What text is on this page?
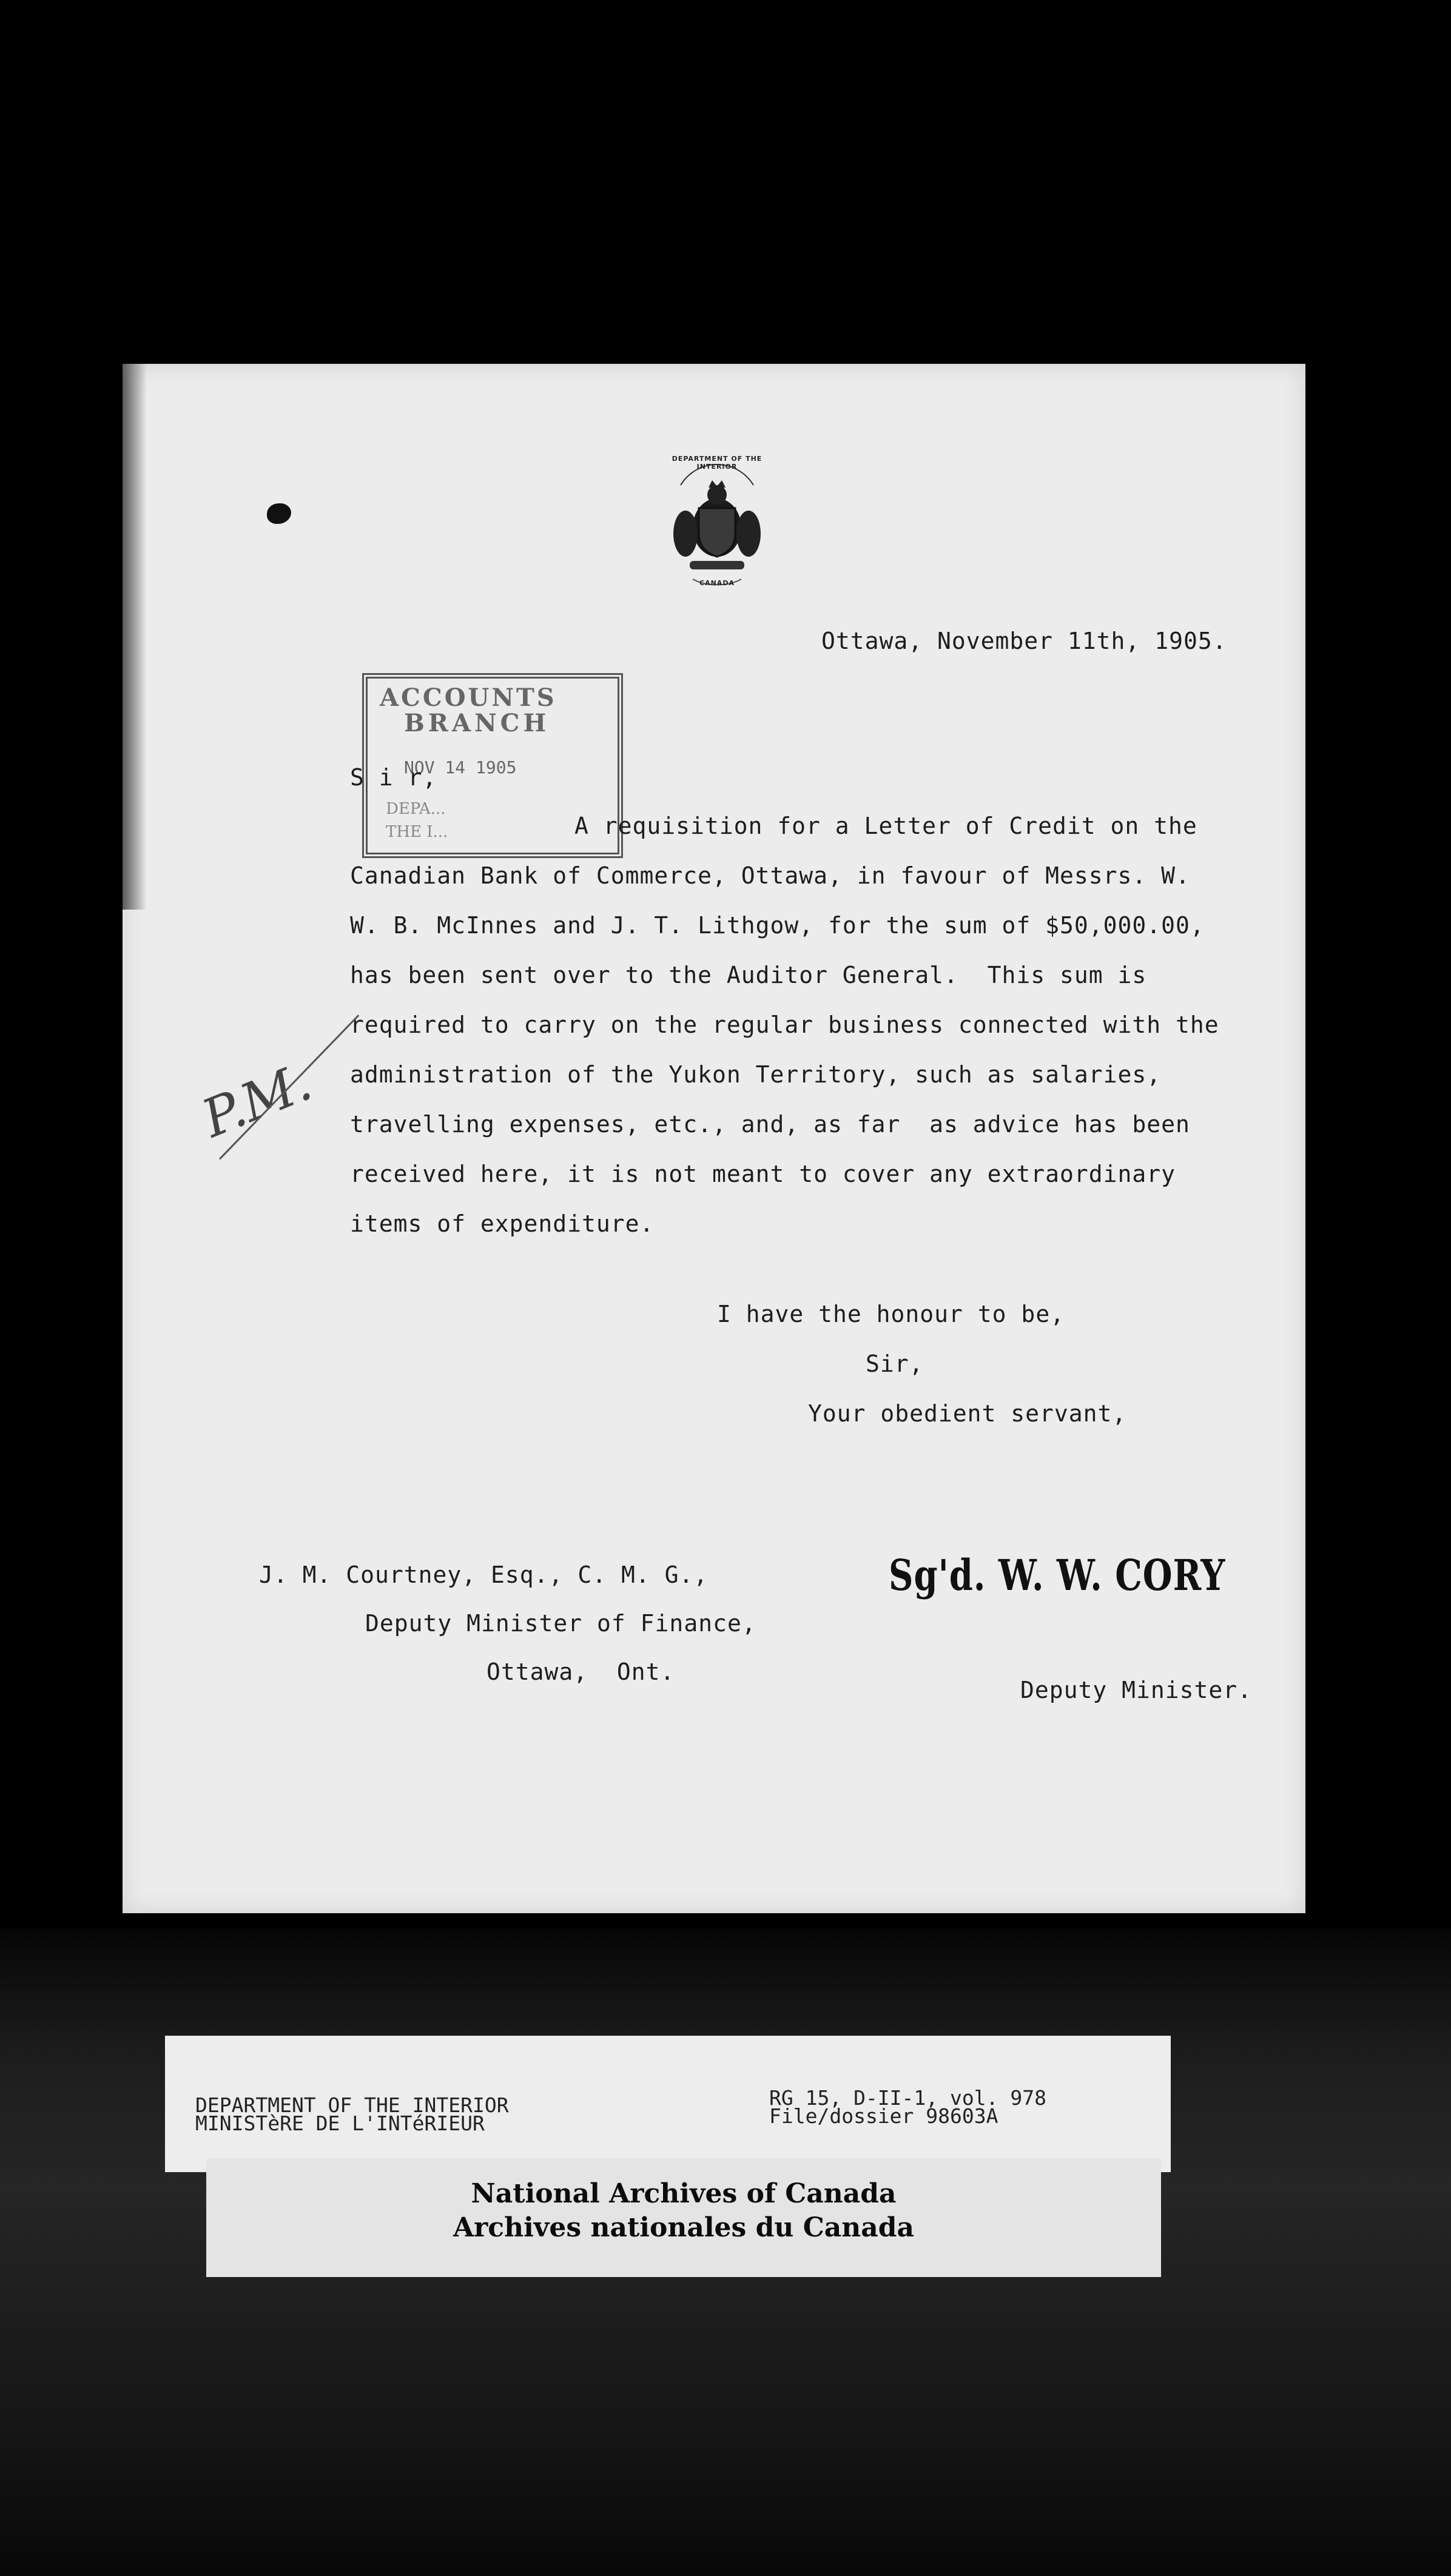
DEPARTMENT OF THE INTERIOR
CANADA
Ottawa, November 11th, 1905.
ACCOUNTS
BRANCH
NOV 14 1905
DEPA...
THE I...
S i r,
A requisition for a Letter of Credit on the
Canadian Bank of Commerce, Ottawa, in favour of Messrs. W.
W. B. McInnes and J. T. Lithgow, for the sum of $50,000.00,
has been sent over to the Auditor General.  This sum is
required to carry on the regular business connected with the
administration of the Yukon Territory, such as salaries,
travelling expenses, etc., and, as far  as advice has been
received here, it is not meant to cover any extraordinary
items of expenditure.
P.M.
I have the honour to be,
Sir,
Your obedient servant,
J. M. Courtney, Esq., C. M. G.,
Deputy Minister of Finance,
Ottawa,  Ont.
Sg'd. W. W. CORY
Deputy Minister.
DEPARTMENT OF THE INTERIOR
MINISTèRE DE L'INTéRIEUR
RG 15, D-II-1, vol. 978
File/dossier 98603A
National Archives of Canada
Archives nationales du Canada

________________

EXERCISE GOAL
Transcribe the whole listing, character for character, but not its images.

ANSWER IN FULL
What text is on this page?
DEPARTMENT OF THE INTERIOR
CANADA
Ottawa, November 11th, 1905.
ACCOUNTS
BRANCH
NOV 14 1905
DEPA...
THE I...
S i r,
A requisition for a Letter of Credit on the
Canadian Bank of Commerce, Ottawa, in favour of Messrs. W.
W. B. McInnes and J. T. Lithgow, for the sum of $50,000.00,
has been sent over to the Auditor General.  This sum is
required to carry on the regular business connected with the
administration of the Yukon Territory, such as salaries,
travelling expenses, etc., and, as far  as advice has been
received here, it is not meant to cover any extraordinary
items of expenditure.
P.M.
I have the honour to be,
Sir,
Your obedient servant,
J. M. Courtney, Esq., C. M. G.,
Deputy Minister of Finance,
Ottawa,  Ont.
Sg'd. W. W. CORY
Deputy Minister.
DEPARTMENT OF THE INTERIOR
MINISTèRE DE L'INTéRIEUR
RG 15, D-II-1, vol. 978
File/dossier 98603A
National Archives of Canada
Archives nationales du Canada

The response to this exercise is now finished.